RAW DATA =>
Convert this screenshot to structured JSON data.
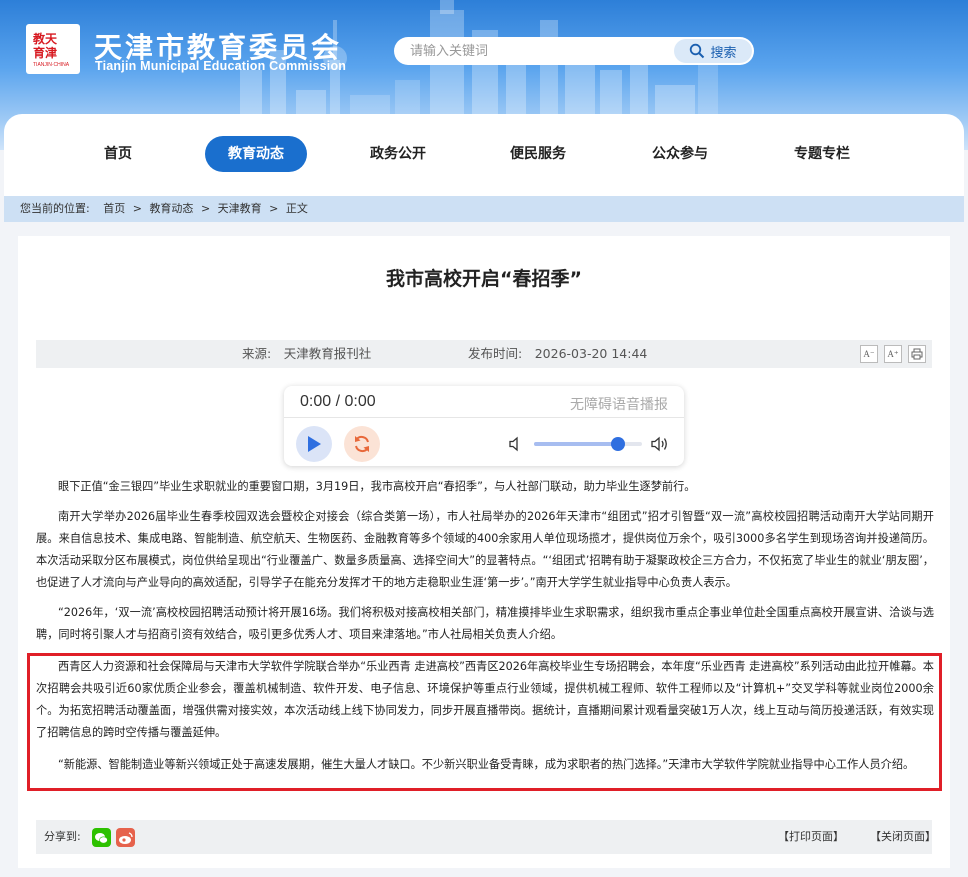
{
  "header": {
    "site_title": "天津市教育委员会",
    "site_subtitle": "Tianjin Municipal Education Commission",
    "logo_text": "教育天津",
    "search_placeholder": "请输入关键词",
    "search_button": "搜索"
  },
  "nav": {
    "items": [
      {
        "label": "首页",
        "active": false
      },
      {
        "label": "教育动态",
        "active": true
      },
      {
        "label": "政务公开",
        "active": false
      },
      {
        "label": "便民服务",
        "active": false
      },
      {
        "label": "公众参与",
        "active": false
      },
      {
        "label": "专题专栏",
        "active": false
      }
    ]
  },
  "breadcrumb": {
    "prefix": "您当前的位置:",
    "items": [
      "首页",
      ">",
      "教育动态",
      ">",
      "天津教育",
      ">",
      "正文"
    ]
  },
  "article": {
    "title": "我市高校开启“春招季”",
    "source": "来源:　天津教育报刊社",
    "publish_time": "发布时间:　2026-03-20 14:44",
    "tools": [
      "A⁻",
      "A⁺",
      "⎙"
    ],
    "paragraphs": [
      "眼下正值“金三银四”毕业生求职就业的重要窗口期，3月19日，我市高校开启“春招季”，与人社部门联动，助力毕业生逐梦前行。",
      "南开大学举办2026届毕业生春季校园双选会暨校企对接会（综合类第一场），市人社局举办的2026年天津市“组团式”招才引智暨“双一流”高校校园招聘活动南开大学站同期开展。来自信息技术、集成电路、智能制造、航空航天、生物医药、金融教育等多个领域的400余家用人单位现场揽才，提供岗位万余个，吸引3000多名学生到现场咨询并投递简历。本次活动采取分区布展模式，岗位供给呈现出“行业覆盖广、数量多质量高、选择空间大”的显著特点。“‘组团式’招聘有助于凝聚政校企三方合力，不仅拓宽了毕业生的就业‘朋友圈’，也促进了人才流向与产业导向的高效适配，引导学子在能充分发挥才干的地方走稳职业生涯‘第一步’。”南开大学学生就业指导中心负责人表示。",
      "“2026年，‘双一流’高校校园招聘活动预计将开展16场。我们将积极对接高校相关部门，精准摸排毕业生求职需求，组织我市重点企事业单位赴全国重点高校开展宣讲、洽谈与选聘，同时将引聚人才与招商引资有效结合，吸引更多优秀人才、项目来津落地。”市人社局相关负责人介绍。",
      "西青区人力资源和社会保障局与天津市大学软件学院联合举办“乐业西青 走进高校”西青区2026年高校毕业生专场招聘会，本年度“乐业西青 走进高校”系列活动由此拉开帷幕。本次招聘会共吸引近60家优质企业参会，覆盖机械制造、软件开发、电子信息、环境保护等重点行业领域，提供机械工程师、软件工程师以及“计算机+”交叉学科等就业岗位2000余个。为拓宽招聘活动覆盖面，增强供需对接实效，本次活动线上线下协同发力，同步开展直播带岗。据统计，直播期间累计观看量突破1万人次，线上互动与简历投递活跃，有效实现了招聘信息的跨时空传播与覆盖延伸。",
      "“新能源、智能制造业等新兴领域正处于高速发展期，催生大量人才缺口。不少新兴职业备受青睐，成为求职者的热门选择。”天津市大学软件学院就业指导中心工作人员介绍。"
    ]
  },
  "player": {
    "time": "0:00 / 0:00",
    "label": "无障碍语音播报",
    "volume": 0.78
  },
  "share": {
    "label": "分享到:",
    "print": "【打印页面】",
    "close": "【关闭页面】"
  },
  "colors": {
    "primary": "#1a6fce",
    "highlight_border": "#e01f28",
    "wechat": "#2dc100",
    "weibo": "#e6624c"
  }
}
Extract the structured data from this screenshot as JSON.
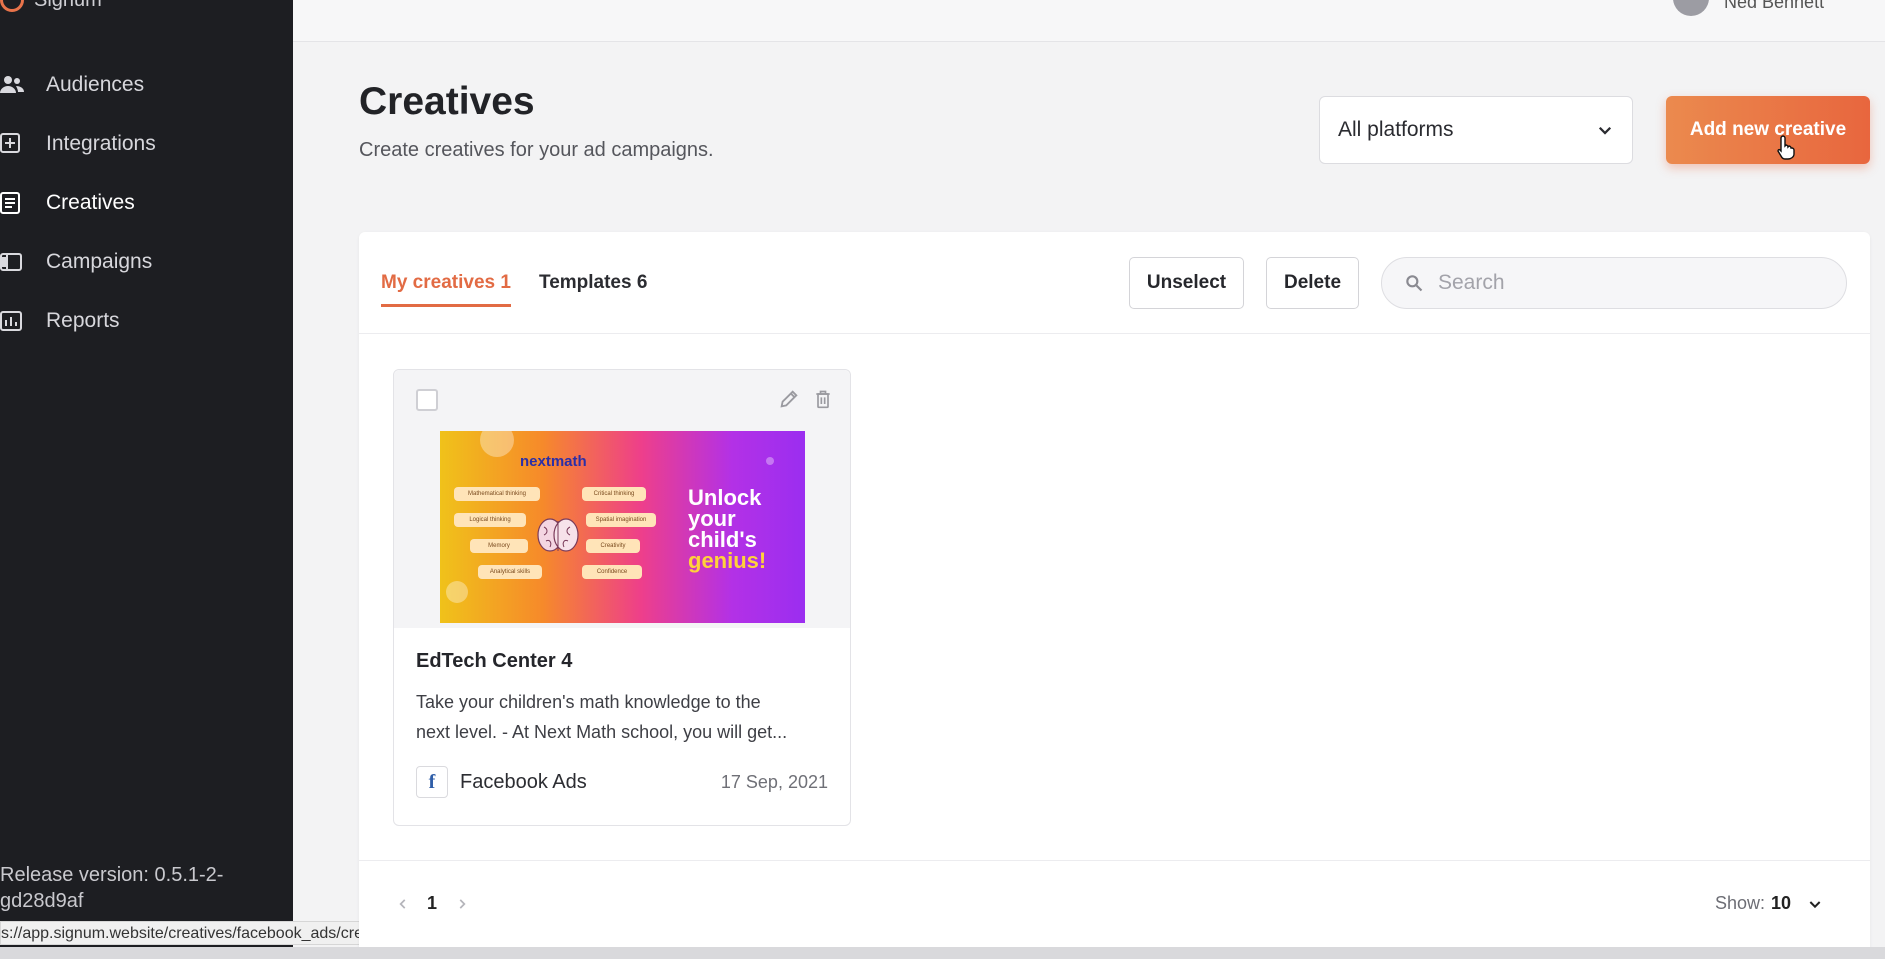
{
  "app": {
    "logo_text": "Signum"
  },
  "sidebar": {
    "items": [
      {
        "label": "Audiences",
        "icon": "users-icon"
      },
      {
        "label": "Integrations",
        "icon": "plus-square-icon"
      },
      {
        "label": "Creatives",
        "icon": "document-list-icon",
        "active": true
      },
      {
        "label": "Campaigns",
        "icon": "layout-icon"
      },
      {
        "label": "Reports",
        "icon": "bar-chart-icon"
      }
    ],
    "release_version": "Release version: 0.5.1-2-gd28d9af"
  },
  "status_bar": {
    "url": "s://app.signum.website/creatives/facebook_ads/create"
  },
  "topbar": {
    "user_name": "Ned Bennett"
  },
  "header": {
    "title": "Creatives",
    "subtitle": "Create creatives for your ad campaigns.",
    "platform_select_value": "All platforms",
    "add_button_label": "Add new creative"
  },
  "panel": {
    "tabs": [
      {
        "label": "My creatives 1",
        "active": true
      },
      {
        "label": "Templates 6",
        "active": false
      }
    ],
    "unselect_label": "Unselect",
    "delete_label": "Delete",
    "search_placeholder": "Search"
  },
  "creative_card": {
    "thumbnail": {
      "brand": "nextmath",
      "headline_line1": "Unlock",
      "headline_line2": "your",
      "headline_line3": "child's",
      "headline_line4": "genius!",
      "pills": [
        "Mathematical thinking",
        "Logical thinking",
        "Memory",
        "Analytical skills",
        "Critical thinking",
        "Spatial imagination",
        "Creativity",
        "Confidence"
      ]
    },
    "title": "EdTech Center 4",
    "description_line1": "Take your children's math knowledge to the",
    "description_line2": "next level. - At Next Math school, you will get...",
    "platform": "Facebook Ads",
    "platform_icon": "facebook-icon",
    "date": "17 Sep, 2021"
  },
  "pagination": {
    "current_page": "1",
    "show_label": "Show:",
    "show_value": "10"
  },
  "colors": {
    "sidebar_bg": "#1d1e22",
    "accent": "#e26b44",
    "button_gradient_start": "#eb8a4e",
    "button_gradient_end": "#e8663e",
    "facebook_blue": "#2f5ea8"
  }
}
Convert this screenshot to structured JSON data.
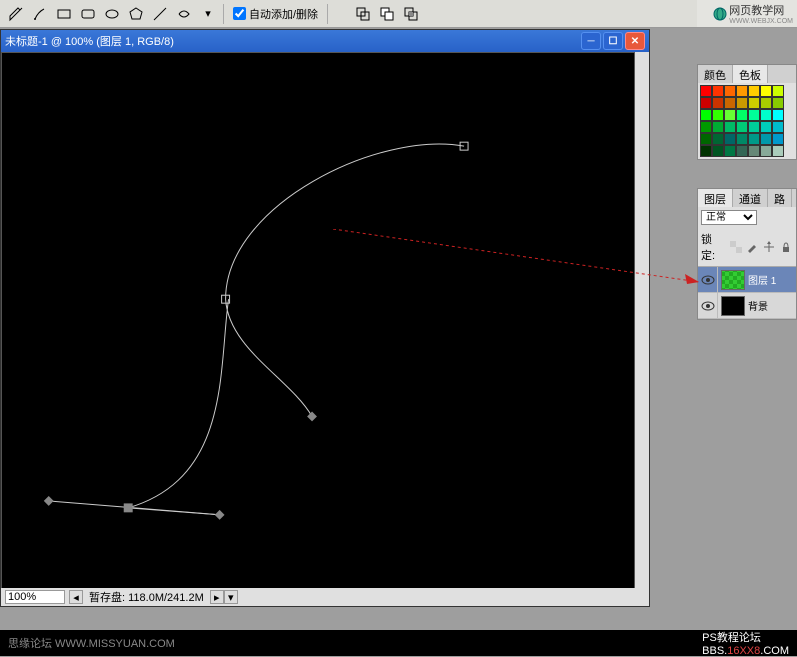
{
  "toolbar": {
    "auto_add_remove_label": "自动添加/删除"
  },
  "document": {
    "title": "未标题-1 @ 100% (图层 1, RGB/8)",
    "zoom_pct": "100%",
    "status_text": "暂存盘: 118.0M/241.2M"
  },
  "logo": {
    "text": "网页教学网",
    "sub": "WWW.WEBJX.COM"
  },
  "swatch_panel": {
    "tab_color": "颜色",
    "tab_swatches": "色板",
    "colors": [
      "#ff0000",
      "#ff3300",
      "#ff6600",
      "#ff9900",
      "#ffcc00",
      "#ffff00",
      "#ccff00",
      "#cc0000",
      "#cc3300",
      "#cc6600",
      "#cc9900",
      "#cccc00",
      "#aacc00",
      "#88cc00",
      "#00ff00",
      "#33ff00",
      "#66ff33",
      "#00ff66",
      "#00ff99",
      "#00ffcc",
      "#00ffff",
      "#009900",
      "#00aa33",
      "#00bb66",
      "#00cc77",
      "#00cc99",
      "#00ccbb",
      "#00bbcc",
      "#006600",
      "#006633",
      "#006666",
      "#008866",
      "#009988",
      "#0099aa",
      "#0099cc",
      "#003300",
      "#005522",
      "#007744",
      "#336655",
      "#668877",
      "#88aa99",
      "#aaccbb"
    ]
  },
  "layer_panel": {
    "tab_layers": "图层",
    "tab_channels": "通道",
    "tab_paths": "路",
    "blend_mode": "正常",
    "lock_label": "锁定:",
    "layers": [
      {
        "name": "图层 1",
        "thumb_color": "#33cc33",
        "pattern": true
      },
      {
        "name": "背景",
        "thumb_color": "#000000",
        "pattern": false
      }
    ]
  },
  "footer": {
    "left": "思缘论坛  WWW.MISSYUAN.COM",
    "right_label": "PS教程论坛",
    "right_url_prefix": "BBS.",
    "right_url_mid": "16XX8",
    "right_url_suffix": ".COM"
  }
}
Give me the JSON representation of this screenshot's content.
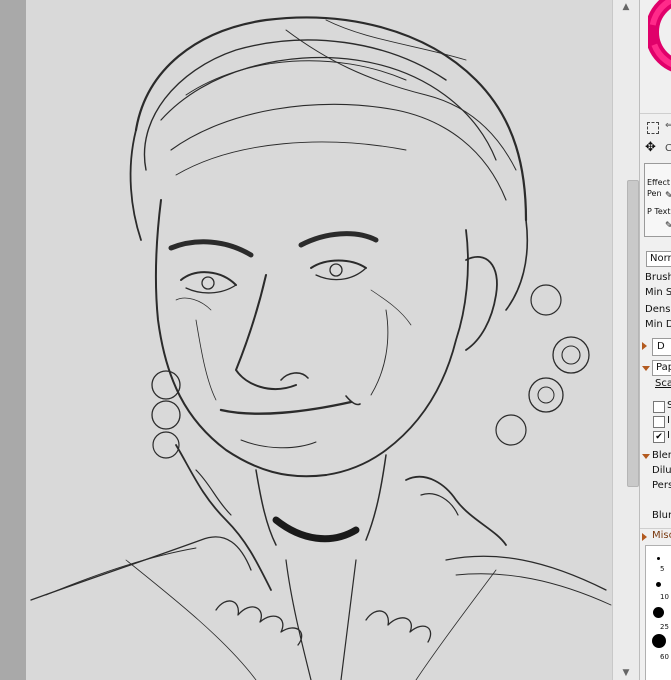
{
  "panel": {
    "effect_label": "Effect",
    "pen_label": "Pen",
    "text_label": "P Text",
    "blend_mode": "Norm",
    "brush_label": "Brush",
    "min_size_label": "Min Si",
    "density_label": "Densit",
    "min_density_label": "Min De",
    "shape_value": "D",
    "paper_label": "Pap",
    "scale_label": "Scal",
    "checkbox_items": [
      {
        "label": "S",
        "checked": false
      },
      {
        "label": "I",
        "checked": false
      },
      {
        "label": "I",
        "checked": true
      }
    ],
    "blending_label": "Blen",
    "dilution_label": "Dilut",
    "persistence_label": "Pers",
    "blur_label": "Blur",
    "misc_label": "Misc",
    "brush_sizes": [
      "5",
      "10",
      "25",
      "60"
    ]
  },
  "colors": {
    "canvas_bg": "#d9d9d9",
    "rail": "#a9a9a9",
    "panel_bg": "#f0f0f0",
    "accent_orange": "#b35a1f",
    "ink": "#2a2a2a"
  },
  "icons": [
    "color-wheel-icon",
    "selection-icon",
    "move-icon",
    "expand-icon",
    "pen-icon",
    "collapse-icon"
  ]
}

EXERCISE => From the material, report only how many lines include the word "screenshot".

TASK RESPONSE => 4